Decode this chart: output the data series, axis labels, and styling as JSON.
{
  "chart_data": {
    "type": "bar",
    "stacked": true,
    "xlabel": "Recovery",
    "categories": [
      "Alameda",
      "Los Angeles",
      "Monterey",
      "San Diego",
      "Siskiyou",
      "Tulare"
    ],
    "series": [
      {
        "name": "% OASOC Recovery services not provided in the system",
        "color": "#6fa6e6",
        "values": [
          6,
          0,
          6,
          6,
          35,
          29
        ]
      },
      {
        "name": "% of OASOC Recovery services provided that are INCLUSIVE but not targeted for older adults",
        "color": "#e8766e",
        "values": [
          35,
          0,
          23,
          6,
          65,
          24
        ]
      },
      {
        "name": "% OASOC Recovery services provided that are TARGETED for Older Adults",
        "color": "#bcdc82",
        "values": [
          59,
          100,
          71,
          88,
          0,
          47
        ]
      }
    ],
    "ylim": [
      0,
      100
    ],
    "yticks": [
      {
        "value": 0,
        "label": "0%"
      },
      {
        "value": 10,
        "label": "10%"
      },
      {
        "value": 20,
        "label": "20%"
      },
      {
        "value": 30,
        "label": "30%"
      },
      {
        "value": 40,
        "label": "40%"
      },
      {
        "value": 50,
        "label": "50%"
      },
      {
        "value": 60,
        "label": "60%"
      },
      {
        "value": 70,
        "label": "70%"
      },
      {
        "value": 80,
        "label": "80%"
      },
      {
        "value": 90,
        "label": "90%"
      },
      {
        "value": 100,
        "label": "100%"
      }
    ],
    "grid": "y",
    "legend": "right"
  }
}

• _Given exercise_
Go through the records above, find every line with the word "services", and list those lines.

• _Finished exercise_
        "name": "% OASOC Recovery services not provided in the system",
        "name": "% of OASOC Recovery services provided that are INCLUSIVE but not targeted for older adults",
        "name": "% OASOC Recovery services provided that are TARGETED for Older Adults",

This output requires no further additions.